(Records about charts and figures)
════

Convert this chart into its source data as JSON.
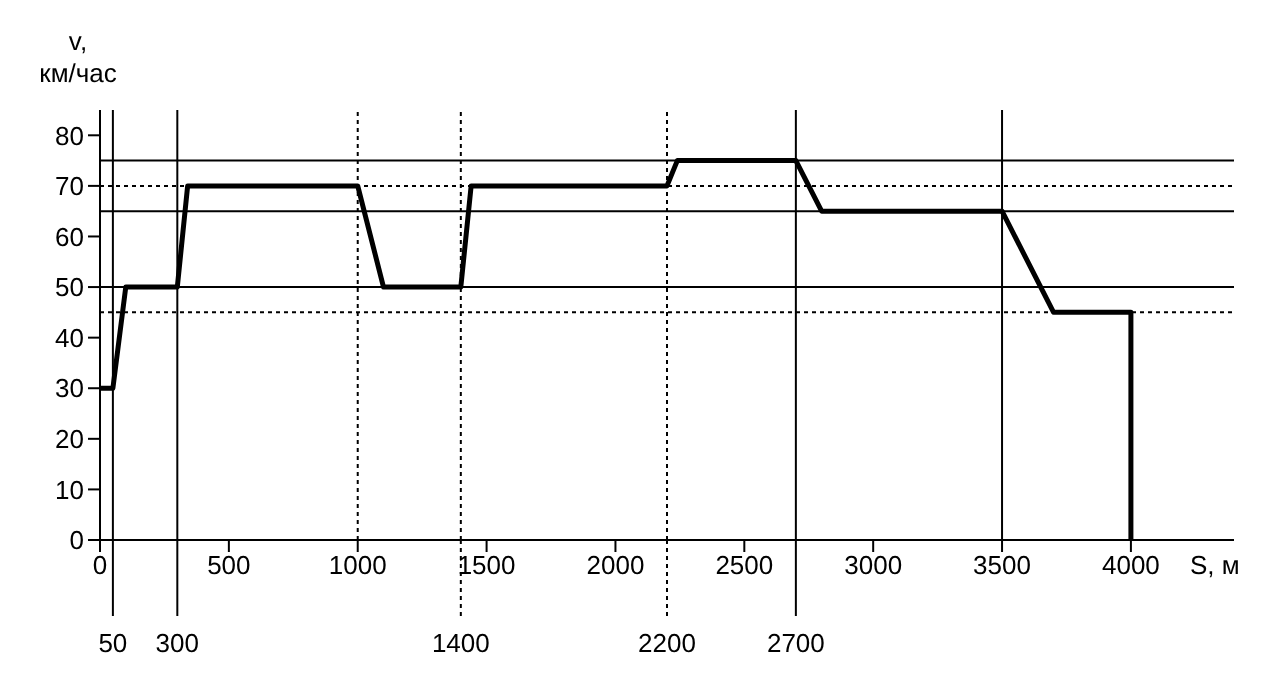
{
  "chart_data": {
    "type": "line",
    "xlabel": "S, м",
    "ylabel": "v,\nкм/час",
    "x": [
      0,
      50,
      100,
      300,
      340,
      1000,
      1100,
      1400,
      1440,
      2200,
      2240,
      2700,
      2800,
      3500,
      3700,
      4000,
      4000
    ],
    "series": [
      {
        "color": "#000000",
        "values": [
          30,
          30,
          50,
          50,
          70,
          70,
          50,
          50,
          70,
          70,
          75,
          75,
          65,
          65,
          45,
          45,
          0
        ]
      }
    ],
    "xlim": [
      0,
      4400
    ],
    "xticks": [
      0,
      500,
      1000,
      1500,
      2000,
      2500,
      3000,
      3500,
      4000
    ],
    "ylim": [
      0,
      85
    ],
    "yticks": [
      0,
      10,
      20,
      30,
      40,
      50,
      60,
      70,
      80
    ],
    "grid": false,
    "legend": false,
    "marker": "none",
    "line_style": "solid",
    "ref_lines": [
      {
        "axis": "y",
        "value": 75,
        "label": null,
        "line_style": "solid",
        "color": "#000000"
      },
      {
        "axis": "y",
        "value": 70,
        "label": null,
        "line_style": "dotted",
        "color": "#000000"
      },
      {
        "axis": "y",
        "value": 65,
        "label": null,
        "line_style": "solid",
        "color": "#000000"
      },
      {
        "axis": "y",
        "value": 50,
        "label": null,
        "line_style": "solid",
        "color": "#000000"
      },
      {
        "axis": "y",
        "value": 45,
        "label": null,
        "line_style": "dotted",
        "color": "#000000"
      },
      {
        "axis": "x",
        "value": 50,
        "label": "50",
        "line_style": "solid",
        "color": "#000000"
      },
      {
        "axis": "x",
        "value": 300,
        "label": "300",
        "line_style": "solid",
        "color": "#000000"
      },
      {
        "axis": "x",
        "value": 1000,
        "label": null,
        "line_style": "dotted",
        "color": "#000000"
      },
      {
        "axis": "x",
        "value": 1400,
        "label": "1400",
        "line_style": "dotted",
        "color": "#000000"
      },
      {
        "axis": "x",
        "value": 2200,
        "label": "2200",
        "line_style": "dotted",
        "color": "#000000"
      },
      {
        "axis": "x",
        "value": 2700,
        "label": "2700",
        "line_style": "solid",
        "color": "#000000"
      },
      {
        "axis": "x",
        "value": 3500,
        "label": null,
        "line_style": "solid",
        "color": "#000000"
      }
    ]
  }
}
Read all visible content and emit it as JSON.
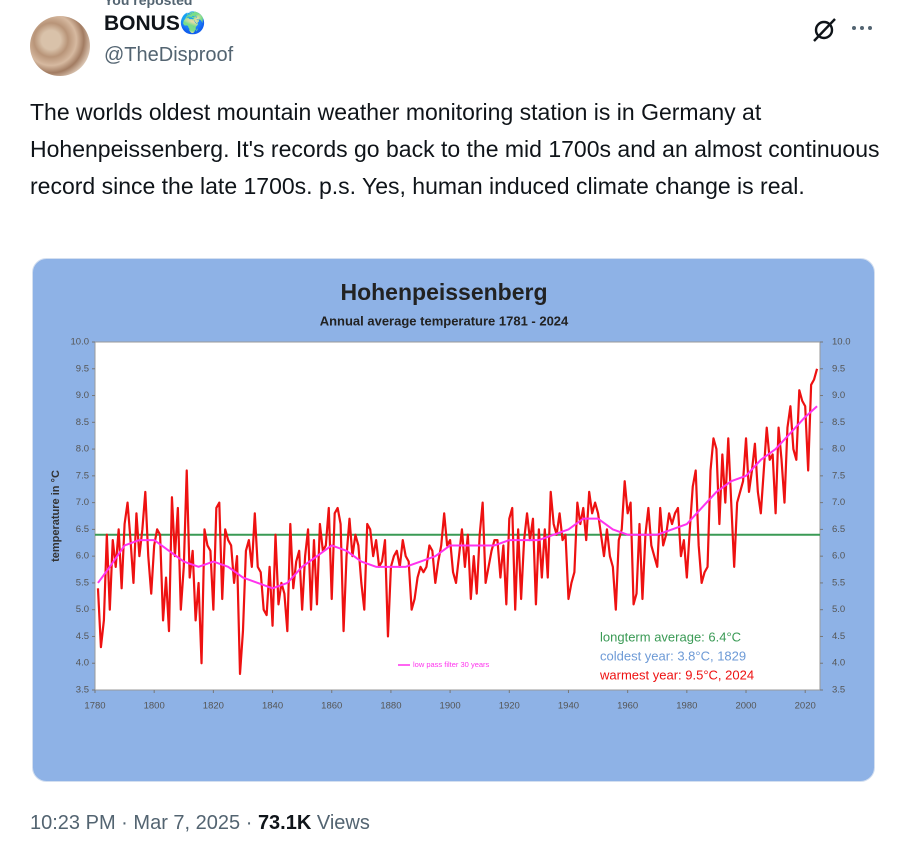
{
  "header": {
    "reposted": "You reposted",
    "name": "BONUS🌍",
    "handle": "@TheDisproof"
  },
  "body": "The worlds oldest mountain weather monitoring station is in Germany at Hohenpeissenberg. It's records go back to the mid 1700s and an almost continuous record since the late 1700s. p.s. Yes, human induced climate change is real.",
  "footer": {
    "time": "10:23 PM",
    "separator": "·",
    "date": "Mar 7, 2025",
    "views": "73.1K",
    "views_label": "Views"
  },
  "chart_data": {
    "type": "line",
    "title": "Hohenpeissenberg",
    "subtitle": "Annual average temperature 1781 - 2024",
    "y_label": "temperature in °C",
    "xlim": [
      1780,
      2025
    ],
    "xticks": [
      1780,
      1800,
      1820,
      1840,
      1860,
      1880,
      1900,
      1920,
      1940,
      1960,
      1980,
      2000,
      2020
    ],
    "ylim": [
      3.5,
      10
    ],
    "yticks": [
      3.5,
      {
        "value": 4,
        "label": "4.0"
      },
      4.5,
      {
        "value": 5,
        "label": "5.0"
      },
      5.5,
      {
        "value": 6,
        "label": "6.0"
      },
      6.5,
      {
        "value": 7,
        "label": "7.0"
      },
      7.5,
      {
        "value": 8,
        "label": "8.0"
      },
      8.5,
      {
        "value": 9,
        "label": "9.0"
      },
      9.5,
      {
        "value": 10,
        "label": "10.0"
      }
    ],
    "reference_line": {
      "value": 6.4,
      "color": "#3a9a55"
    },
    "series": [
      {
        "color": "#ee1111",
        "x": [
          1781,
          1782,
          1783,
          1784,
          1785,
          1786,
          1787,
          1788,
          1789,
          1790,
          1791,
          1792,
          1793,
          1794,
          1795,
          1796,
          1797,
          1798,
          1799,
          1800,
          1801,
          1802,
          1803,
          1804,
          1805,
          1806,
          1807,
          1808,
          1809,
          1810,
          1811,
          1812,
          1813,
          1814,
          1815,
          1816,
          1817,
          1818,
          1819,
          1820,
          1821,
          1822,
          1823,
          1824,
          1825,
          1826,
          1827,
          1828,
          1829,
          1830,
          1831,
          1832,
          1833,
          1834,
          1835,
          1836,
          1837,
          1838,
          1839,
          1840,
          1841,
          1842,
          1843,
          1844,
          1845,
          1846,
          1847,
          1848,
          1849,
          1850,
          1851,
          1852,
          1853,
          1854,
          1855,
          1856,
          1857,
          1858,
          1859,
          1860,
          1861,
          1862,
          1863,
          1864,
          1865,
          1866,
          1867,
          1868,
          1869,
          1870,
          1871,
          1872,
          1873,
          1874,
          1875,
          1876,
          1877,
          1878,
          1879,
          1880,
          1881,
          1882,
          1883,
          1884,
          1885,
          1886,
          1887,
          1888,
          1889,
          1890,
          1891,
          1892,
          1893,
          1894,
          1895,
          1896,
          1897,
          1898,
          1899,
          1900,
          1901,
          1902,
          1903,
          1904,
          1905,
          1906,
          1907,
          1908,
          1909,
          1910,
          1911,
          1912,
          1913,
          1914,
          1915,
          1916,
          1917,
          1918,
          1919,
          1920,
          1921,
          1922,
          1923,
          1924,
          1925,
          1926,
          1927,
          1928,
          1929,
          1930,
          1931,
          1932,
          1933,
          1934,
          1935,
          1936,
          1937,
          1938,
          1939,
          1940,
          1941,
          1942,
          1943,
          1944,
          1945,
          1946,
          1947,
          1948,
          1949,
          1950,
          1951,
          1952,
          1953,
          1954,
          1955,
          1956,
          1957,
          1958,
          1959,
          1960,
          1961,
          1962,
          1963,
          1964,
          1965,
          1966,
          1967,
          1968,
          1969,
          1970,
          1971,
          1972,
          1973,
          1974,
          1975,
          1976,
          1977,
          1978,
          1979,
          1980,
          1981,
          1982,
          1983,
          1984,
          1985,
          1986,
          1987,
          1988,
          1989,
          1990,
          1991,
          1992,
          1993,
          1994,
          1995,
          1996,
          1997,
          1998,
          1999,
          2000,
          2001,
          2002,
          2003,
          2004,
          2005,
          2006,
          2007,
          2008,
          2009,
          2010,
          2011,
          2012,
          2013,
          2014,
          2015,
          2016,
          2017,
          2018,
          2019,
          2020,
          2021,
          2022,
          2023,
          2024
        ],
        "values": [
          5.4,
          4.3,
          4.8,
          6.4,
          5.0,
          6.3,
          5.8,
          6.5,
          5.4,
          6.6,
          7.0,
          6.3,
          5.5,
          6.8,
          6.0,
          6.5,
          7.2,
          6.0,
          5.3,
          6.2,
          6.5,
          6.4,
          4.8,
          5.6,
          4.6,
          7.1,
          6.0,
          6.9,
          5.0,
          5.8,
          7.6,
          5.6,
          6.1,
          4.8,
          5.5,
          4.0,
          6.5,
          6.2,
          6.1,
          5.0,
          6.9,
          7.0,
          5.2,
          6.5,
          6.3,
          6.2,
          5.5,
          6.0,
          3.8,
          4.6,
          6.1,
          6.3,
          5.8,
          6.8,
          5.8,
          5.7,
          5.0,
          4.9,
          5.8,
          4.7,
          6.4,
          5.1,
          5.5,
          5.3,
          4.6,
          6.6,
          5.4,
          5.9,
          6.1,
          5.0,
          6.0,
          6.5,
          5.0,
          6.3,
          5.1,
          6.6,
          6.1,
          6.2,
          6.9,
          5.2,
          6.8,
          6.9,
          6.6,
          4.6,
          6.0,
          6.7,
          6.0,
          6.4,
          6.2,
          5.5,
          5.0,
          6.6,
          6.5,
          6.0,
          6.3,
          5.8,
          5.9,
          6.3,
          4.5,
          5.8,
          6.0,
          6.1,
          5.8,
          6.3,
          6.0,
          5.9,
          5.0,
          5.2,
          5.6,
          5.8,
          5.7,
          5.8,
          6.2,
          6.1,
          5.5,
          5.9,
          6.2,
          6.8,
          6.2,
          6.3,
          5.7,
          5.5,
          6.0,
          6.5,
          5.8,
          6.4,
          5.2,
          6.0,
          5.3,
          6.4,
          7.0,
          5.5,
          5.8,
          6.1,
          6.3,
          6.3,
          5.6,
          6.2,
          5.1,
          6.7,
          6.9,
          5.0,
          6.5,
          5.2,
          6.3,
          6.8,
          6.3,
          6.7,
          5.1,
          6.5,
          5.6,
          6.5,
          5.6,
          7.2,
          6.6,
          6.4,
          6.8,
          6.3,
          6.4,
          5.2,
          5.5,
          5.7,
          7.0,
          6.6,
          6.9,
          6.3,
          7.2,
          6.8,
          7.0,
          6.8,
          6.4,
          6.0,
          6.5,
          6.0,
          5.8,
          5.0,
          6.3,
          6.5,
          7.4,
          6.8,
          7.0,
          5.1,
          5.3,
          6.6,
          5.2,
          6.4,
          6.9,
          6.2,
          6.0,
          5.8,
          6.9,
          6.2,
          6.4,
          6.8,
          6.6,
          6.8,
          6.9,
          6.0,
          6.3,
          5.6,
          6.5,
          7.3,
          7.6,
          6.2,
          5.5,
          5.7,
          5.8,
          7.6,
          8.2,
          8.0,
          6.6,
          7.9,
          7.0,
          8.2,
          7.0,
          5.8,
          7.0,
          7.2,
          7.4,
          8.2,
          7.2,
          7.6,
          8.1,
          7.2,
          6.8,
          7.6,
          8.4,
          7.8,
          7.9,
          6.8,
          8.4,
          7.8,
          7.0,
          8.4,
          8.8,
          8.0,
          7.8,
          9.1,
          8.9,
          8.8,
          7.6,
          9.2,
          9.3,
          9.5
        ]
      },
      {
        "name": "low pass filter 30 years",
        "color": "#ff33ee",
        "x": [
          1781,
          1785,
          1790,
          1795,
          1800,
          1805,
          1810,
          1815,
          1820,
          1825,
          1830,
          1835,
          1840,
          1845,
          1850,
          1855,
          1860,
          1865,
          1870,
          1875,
          1880,
          1885,
          1890,
          1895,
          1900,
          1905,
          1910,
          1915,
          1920,
          1925,
          1930,
          1935,
          1940,
          1945,
          1950,
          1955,
          1960,
          1965,
          1970,
          1975,
          1980,
          1985,
          1990,
          1995,
          2000,
          2005,
          2010,
          2015,
          2020,
          2024
        ],
        "values": [
          5.5,
          5.8,
          6.2,
          6.3,
          6.3,
          6.1,
          5.9,
          5.8,
          5.9,
          5.8,
          5.6,
          5.5,
          5.4,
          5.5,
          5.8,
          6.0,
          6.2,
          6.1,
          5.9,
          5.8,
          5.8,
          5.8,
          5.9,
          6.0,
          6.2,
          6.2,
          6.2,
          6.2,
          6.3,
          6.3,
          6.3,
          6.4,
          6.5,
          6.7,
          6.7,
          6.5,
          6.4,
          6.4,
          6.4,
          6.5,
          6.6,
          6.9,
          7.2,
          7.4,
          7.5,
          7.8,
          8.0,
          8.3,
          8.6,
          8.8
        ]
      }
    ],
    "annotations": [
      {
        "text": "longterm average: 6.4°C",
        "color": "#3a9a55"
      },
      {
        "text": "coldest year: 3.8°C, 1829",
        "color": "#6d9ad6"
      },
      {
        "text": "warmest year: 9.5°C, 2024",
        "color": "#ee1111"
      }
    ]
  }
}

════

WHAT THE EXERCISE ASKS: Work out how many lines of the listing above include the word "Hohenpeissenberg". Report only the number.

WRITTEN RESPONSE: 2